▸ OBJECTIVE
Lay out the lines of the listing as a numbered list, from the first line through the line that contains "263, 477, 311]". Leave out any blank lines.
::: INPUT DATA :::
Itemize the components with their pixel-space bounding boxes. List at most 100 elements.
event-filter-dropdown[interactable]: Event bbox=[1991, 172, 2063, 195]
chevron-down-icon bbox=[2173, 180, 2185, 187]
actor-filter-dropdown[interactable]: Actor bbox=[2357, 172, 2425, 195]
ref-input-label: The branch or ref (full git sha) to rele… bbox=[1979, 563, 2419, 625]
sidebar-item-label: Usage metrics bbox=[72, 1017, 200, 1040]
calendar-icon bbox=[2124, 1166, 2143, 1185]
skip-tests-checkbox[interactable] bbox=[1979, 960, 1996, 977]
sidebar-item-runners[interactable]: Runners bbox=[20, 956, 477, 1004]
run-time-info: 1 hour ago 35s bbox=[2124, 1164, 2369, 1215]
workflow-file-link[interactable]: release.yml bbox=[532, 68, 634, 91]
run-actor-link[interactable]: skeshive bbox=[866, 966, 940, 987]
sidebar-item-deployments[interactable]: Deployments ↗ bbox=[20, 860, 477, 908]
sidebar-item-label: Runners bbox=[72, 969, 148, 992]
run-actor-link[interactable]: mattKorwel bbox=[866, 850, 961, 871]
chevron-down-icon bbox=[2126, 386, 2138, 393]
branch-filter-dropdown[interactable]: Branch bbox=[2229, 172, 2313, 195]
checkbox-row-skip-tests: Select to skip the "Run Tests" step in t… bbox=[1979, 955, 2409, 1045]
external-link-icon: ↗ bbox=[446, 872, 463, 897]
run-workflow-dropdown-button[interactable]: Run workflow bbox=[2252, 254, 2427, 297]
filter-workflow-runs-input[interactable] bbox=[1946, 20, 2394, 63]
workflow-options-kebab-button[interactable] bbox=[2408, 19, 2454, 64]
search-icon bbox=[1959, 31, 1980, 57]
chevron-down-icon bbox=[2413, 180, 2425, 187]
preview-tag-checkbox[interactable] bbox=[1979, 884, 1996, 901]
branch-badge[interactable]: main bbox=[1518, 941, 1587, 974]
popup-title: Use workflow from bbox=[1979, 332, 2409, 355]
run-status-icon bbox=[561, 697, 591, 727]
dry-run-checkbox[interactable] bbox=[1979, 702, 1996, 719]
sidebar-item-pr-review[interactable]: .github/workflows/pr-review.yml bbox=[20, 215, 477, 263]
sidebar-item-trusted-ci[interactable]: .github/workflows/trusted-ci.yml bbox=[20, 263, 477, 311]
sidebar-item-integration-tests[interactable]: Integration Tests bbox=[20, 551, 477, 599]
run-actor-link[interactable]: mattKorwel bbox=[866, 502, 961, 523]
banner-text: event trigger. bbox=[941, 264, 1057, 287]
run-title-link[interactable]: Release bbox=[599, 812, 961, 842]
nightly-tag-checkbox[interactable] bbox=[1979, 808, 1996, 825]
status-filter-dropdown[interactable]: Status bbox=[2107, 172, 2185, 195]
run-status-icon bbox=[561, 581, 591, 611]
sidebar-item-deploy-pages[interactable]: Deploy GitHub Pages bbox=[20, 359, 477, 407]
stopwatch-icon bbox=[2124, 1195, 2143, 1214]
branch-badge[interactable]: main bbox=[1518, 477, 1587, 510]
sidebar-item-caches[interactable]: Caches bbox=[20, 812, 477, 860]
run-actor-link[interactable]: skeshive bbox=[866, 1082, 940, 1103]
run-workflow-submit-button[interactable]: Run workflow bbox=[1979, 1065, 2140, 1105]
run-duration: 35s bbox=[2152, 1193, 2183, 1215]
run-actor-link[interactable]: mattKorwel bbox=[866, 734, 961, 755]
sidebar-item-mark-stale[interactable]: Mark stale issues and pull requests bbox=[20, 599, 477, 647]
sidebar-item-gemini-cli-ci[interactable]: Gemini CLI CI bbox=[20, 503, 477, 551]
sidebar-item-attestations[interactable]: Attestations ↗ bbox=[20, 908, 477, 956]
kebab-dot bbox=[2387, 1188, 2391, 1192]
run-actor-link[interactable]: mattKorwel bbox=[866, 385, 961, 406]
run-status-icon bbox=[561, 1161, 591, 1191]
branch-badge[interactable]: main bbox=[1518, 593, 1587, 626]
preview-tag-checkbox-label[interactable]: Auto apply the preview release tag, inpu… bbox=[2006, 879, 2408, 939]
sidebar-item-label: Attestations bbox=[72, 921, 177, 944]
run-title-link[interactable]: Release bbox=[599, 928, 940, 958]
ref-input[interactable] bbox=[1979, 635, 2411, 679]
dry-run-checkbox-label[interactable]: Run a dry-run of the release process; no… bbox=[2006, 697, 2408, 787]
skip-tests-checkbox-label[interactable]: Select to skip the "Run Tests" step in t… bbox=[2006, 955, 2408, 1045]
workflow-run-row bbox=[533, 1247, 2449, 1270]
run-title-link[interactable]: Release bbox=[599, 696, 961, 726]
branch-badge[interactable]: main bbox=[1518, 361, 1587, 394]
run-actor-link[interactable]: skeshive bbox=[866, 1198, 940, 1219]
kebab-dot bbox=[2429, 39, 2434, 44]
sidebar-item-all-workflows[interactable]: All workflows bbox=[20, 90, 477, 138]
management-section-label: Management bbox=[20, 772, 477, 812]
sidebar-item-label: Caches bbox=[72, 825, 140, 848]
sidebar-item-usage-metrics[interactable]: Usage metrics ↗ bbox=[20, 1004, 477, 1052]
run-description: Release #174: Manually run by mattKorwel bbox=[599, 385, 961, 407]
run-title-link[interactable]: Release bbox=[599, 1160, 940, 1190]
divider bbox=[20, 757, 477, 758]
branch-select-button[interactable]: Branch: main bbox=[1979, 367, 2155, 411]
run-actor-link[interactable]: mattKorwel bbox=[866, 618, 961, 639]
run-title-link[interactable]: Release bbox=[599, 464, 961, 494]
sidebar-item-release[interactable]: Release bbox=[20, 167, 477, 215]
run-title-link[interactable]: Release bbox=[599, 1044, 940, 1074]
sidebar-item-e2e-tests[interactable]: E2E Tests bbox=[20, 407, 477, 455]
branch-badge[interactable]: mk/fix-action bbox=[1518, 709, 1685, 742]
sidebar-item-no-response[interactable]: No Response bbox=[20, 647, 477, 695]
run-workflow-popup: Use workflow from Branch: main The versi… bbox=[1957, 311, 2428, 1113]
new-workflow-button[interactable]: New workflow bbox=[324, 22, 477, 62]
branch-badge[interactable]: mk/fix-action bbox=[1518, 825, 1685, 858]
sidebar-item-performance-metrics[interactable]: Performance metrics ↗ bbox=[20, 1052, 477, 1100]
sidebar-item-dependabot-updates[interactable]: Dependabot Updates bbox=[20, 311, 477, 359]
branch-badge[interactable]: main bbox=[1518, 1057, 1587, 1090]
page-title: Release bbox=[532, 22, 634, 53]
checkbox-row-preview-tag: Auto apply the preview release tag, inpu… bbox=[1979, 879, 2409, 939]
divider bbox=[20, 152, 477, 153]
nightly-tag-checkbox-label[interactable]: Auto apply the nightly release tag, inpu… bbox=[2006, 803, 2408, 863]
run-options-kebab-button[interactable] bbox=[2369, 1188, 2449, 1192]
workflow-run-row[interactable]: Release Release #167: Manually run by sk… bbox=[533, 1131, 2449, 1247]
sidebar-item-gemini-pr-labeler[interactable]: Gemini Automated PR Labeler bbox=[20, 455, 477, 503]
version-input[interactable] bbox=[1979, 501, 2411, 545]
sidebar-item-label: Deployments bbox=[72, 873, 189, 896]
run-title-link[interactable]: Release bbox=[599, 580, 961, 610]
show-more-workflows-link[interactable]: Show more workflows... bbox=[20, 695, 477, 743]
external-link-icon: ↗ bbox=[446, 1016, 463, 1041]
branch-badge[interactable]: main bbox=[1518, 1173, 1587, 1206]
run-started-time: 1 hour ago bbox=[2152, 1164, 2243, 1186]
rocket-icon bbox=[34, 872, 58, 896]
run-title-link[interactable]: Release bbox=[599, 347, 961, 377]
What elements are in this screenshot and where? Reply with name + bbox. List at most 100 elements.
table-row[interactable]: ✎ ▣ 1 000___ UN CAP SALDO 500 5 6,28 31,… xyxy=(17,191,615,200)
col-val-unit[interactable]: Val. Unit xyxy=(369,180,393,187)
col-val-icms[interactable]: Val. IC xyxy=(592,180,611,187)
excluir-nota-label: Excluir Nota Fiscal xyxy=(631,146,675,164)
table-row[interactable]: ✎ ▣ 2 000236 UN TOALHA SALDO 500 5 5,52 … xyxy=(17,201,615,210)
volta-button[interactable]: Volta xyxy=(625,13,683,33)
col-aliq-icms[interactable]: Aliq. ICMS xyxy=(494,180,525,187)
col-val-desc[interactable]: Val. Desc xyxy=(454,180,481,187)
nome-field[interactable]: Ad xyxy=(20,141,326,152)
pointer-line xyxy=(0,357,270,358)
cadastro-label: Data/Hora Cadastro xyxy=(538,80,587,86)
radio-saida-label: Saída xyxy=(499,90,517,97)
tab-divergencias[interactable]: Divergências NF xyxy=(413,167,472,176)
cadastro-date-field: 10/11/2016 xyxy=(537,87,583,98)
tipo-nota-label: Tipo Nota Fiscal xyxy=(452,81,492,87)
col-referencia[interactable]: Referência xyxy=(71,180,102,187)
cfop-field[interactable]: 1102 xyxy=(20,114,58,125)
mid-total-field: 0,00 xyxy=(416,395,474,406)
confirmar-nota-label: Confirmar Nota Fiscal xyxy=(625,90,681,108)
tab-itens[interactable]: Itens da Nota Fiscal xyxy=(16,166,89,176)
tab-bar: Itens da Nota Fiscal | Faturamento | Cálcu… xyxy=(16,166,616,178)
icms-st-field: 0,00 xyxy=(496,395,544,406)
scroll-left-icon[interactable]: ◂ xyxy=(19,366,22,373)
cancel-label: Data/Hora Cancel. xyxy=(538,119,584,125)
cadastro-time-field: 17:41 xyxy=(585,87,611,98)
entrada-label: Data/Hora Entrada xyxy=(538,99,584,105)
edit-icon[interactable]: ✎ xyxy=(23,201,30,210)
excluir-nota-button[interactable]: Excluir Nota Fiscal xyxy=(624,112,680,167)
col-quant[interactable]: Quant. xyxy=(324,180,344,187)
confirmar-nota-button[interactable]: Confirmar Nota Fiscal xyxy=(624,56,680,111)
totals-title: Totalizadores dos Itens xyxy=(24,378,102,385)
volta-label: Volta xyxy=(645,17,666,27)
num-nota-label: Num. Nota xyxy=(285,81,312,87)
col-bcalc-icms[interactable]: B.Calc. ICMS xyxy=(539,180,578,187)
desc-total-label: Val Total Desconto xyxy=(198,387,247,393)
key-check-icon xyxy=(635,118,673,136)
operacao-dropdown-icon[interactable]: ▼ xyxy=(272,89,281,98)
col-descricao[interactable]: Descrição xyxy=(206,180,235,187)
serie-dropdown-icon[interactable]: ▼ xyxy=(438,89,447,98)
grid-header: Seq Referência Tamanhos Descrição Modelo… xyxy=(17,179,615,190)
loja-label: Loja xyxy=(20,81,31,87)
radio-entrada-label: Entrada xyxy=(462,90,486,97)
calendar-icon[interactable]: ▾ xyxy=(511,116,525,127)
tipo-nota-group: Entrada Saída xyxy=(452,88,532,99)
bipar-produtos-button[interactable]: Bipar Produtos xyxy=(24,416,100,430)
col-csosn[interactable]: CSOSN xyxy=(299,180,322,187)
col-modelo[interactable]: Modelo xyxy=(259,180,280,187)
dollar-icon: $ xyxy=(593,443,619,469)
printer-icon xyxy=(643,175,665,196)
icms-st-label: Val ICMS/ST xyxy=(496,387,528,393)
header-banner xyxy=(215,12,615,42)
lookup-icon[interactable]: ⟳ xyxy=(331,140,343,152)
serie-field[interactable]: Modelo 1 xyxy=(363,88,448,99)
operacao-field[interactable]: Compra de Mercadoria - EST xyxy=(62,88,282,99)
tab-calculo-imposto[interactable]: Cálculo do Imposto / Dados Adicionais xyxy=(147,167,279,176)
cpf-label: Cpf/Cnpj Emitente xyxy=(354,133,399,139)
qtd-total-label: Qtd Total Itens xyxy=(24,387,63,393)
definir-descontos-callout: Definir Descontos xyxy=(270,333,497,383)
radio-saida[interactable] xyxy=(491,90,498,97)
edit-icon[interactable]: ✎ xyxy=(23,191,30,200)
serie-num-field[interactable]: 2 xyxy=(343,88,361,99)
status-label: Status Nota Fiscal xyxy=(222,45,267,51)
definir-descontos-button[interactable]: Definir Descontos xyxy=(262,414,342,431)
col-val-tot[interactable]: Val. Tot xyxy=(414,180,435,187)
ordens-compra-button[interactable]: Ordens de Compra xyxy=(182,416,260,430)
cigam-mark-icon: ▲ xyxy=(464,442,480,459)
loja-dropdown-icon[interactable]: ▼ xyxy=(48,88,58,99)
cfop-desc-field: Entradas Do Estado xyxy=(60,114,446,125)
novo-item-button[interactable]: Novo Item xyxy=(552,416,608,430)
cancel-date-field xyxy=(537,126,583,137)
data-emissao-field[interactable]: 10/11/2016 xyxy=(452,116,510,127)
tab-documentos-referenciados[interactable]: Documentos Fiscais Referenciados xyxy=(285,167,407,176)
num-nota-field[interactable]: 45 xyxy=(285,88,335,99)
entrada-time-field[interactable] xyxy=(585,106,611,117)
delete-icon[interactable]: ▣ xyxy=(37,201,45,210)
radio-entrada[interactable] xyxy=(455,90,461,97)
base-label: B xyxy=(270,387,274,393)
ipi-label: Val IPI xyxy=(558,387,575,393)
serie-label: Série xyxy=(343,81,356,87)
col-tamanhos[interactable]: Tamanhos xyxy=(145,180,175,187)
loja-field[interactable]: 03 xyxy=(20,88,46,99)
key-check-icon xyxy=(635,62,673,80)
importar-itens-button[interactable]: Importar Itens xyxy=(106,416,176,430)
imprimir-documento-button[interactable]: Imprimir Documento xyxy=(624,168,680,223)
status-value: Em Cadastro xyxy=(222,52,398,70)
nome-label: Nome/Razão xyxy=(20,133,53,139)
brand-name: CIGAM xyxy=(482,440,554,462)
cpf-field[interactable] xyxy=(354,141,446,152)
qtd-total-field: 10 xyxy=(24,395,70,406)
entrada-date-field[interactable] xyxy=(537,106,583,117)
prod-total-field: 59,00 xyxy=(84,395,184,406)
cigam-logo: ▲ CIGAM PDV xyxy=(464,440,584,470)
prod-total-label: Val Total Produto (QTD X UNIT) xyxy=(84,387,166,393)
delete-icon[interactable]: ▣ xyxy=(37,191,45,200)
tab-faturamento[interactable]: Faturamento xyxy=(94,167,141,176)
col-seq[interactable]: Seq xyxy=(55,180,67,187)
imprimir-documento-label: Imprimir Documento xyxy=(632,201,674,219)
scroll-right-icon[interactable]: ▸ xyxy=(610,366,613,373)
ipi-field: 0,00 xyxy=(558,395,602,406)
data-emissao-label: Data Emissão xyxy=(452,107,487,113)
:::
▸ RESULT
1. Itemize the components with their pixel-space bounding boxes. List at most 100 elements.
2. event-filter-dropdown[interactable]: Event bbox=[1991, 172, 2063, 195]
3. chevron-down-icon bbox=[2173, 180, 2185, 187]
4. actor-filter-dropdown[interactable]: Actor bbox=[2357, 172, 2425, 195]
5. ref-input-label: The branch or ref (full git sha) to rele… bbox=[1979, 563, 2419, 625]
6. sidebar-item-label: Usage metrics bbox=[72, 1017, 200, 1040]
7. calendar-icon bbox=[2124, 1166, 2143, 1185]
8. skip-tests-checkbox[interactable] bbox=[1979, 960, 1996, 977]
9. sidebar-item-runners[interactable]: Runners bbox=[20, 956, 477, 1004]
10. run-time-info: 1 hour ago 35s bbox=[2124, 1164, 2369, 1215]
11. workflow-file-link[interactable]: release.yml bbox=[532, 68, 634, 91]
12. run-actor-link[interactable]: skeshive bbox=[866, 966, 940, 987]
13. sidebar-item-deployments[interactable]: Deployments ↗ bbox=[20, 860, 477, 908]
14. sidebar-item-label: Runners bbox=[72, 969, 148, 992]
15. run-actor-link[interactable]: mattKorwel bbox=[866, 850, 961, 871]
16. chevron-down-icon bbox=[2126, 386, 2138, 393]
17. branch-filter-dropdown[interactable]: Branch bbox=[2229, 172, 2313, 195]
18. checkbox-row-skip-tests: Select to skip the "Run Tests" step in t… bbox=[1979, 955, 2409, 1045]
19. external-link-icon: ↗ bbox=[446, 872, 463, 897]
20. run-workflow-dropdown-button[interactable]: Run workflow bbox=[2252, 254, 2427, 297]
21. filter-workflow-runs-input[interactable] bbox=[1946, 20, 2394, 63]
22. workflow-options-kebab-button[interactable] bbox=[2408, 19, 2454, 64]
23. search-icon bbox=[1959, 31, 1980, 57]
24. chevron-down-icon bbox=[2413, 180, 2425, 187]
25. preview-tag-checkbox[interactable] bbox=[1979, 884, 1996, 901]
26. branch-badge[interactable]: main bbox=[1518, 941, 1587, 974]
27. popup-title: Use workflow from bbox=[1979, 332, 2409, 355]
28. run-status-icon bbox=[561, 697, 591, 727]
29. dry-run-checkbox[interactable] bbox=[1979, 702, 1996, 719]
30. sidebar-item-pr-review[interactable]: .github/workflows/pr-review.yml bbox=[20, 215, 477, 263]
31. sidebar-item-trusted-ci[interactable]: .github/workflows/trusted-ci.yml bbox=[20, 263, 477, 311]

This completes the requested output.